> Task instructions: Go through the material below and copy all lines with "сельскохозяйственного".

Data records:
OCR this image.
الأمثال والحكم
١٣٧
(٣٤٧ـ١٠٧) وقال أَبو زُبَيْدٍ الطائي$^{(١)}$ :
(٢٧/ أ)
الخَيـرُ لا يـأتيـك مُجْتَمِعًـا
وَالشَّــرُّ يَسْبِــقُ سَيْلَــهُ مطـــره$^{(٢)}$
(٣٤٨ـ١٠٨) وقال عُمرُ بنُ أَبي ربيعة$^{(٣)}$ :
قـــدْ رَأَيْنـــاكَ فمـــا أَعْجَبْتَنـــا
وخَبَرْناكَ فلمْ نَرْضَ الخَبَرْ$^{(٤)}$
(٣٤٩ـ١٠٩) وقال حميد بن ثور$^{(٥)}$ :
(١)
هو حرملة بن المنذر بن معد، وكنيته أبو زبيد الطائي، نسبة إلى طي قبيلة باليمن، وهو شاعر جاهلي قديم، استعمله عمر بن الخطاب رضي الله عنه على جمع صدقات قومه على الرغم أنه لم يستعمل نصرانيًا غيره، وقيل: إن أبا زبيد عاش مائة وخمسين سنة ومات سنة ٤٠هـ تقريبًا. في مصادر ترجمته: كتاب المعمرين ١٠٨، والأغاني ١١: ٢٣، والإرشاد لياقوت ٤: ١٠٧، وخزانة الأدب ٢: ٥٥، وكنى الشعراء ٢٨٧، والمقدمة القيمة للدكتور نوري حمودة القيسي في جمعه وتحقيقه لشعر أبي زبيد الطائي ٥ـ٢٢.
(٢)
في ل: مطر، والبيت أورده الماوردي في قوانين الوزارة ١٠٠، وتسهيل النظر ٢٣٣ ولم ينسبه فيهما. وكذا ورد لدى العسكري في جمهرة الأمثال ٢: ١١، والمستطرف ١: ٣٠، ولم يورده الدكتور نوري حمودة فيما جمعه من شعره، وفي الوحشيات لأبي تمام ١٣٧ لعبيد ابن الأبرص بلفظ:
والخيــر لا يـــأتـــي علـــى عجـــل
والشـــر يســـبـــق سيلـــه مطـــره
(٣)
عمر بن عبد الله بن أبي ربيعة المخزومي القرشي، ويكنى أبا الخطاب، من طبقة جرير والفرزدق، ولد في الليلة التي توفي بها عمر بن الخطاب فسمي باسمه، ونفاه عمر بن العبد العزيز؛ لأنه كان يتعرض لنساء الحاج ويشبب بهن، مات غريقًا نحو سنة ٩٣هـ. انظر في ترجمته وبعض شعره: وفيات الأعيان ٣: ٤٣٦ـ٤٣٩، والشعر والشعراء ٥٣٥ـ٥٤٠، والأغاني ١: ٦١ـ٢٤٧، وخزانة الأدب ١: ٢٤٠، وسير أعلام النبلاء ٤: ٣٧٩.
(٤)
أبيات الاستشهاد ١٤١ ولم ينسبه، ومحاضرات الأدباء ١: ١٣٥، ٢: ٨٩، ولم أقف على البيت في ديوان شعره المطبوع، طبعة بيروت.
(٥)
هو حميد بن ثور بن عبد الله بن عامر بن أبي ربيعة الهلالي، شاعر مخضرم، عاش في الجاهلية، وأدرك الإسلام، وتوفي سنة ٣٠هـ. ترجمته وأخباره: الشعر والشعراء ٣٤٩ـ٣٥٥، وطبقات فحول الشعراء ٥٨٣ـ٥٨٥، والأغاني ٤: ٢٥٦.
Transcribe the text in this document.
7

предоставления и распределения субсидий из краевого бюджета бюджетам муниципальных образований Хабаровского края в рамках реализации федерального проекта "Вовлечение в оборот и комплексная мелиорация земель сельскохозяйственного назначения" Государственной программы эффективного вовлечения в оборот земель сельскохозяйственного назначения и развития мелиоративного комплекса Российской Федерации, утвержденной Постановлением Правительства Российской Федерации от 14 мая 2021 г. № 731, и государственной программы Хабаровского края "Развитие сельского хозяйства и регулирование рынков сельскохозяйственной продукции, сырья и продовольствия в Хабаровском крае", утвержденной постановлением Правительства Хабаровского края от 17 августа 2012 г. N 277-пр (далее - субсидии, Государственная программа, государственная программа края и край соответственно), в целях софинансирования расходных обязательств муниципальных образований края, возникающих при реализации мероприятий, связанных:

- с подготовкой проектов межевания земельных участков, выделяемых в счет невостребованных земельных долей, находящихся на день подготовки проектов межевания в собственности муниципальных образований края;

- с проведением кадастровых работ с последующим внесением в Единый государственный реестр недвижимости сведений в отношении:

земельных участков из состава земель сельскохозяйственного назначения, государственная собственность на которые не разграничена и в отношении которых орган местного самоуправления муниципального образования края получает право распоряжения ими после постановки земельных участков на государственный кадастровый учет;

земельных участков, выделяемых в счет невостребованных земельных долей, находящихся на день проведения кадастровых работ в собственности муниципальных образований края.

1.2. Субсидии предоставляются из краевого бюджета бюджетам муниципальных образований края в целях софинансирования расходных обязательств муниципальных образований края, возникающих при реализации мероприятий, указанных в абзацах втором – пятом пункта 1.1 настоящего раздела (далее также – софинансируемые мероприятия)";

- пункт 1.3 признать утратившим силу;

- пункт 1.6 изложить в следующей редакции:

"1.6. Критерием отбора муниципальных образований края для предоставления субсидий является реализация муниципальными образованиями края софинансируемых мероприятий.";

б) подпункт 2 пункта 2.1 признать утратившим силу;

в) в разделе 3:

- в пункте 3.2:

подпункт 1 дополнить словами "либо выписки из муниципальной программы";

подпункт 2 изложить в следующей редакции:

> Worked solution:
предоставления и распределения субсидий из краевого бюджета бюджетам муниципальных образований Хабаровского края в рамках реализации федерального проекта "Вовлечение в оборот и комплексная мелиорация земель сельскохозяйственного назначения" Государственной программы эффективного вовлечения в оборот земель сельскохозяйственного назначения и развития мелиоративного комплекса Российской Федерации, утвержденной Постановлением Правительства Российской Федерации от 14 мая 2021 г. № 731, и государственной программы Хабаровского края "Развитие сельского хозяйства и регулирование рынков сельскохозяйственной продукции, сырья и продовольствия в Хабаровском крае", утвержденной постановлением Правительства Хабаровского края от 17 августа 2012 г. N 277-пр (далее - субсидии, Государственная программа, государственная программа края и край соответственно), в целях софинансирования расходных обязательств муниципальных образований края, возникающих при реализации мероприятий, связанных:
земельных участков из состава земель сельскохозяйственного назначения, государственная собственность на которые не разграничена и в отношении которых орган местного самоуправления муниципального образования края получает право распоряжения ими после постановки земельных участков на государственный кадастровый учет;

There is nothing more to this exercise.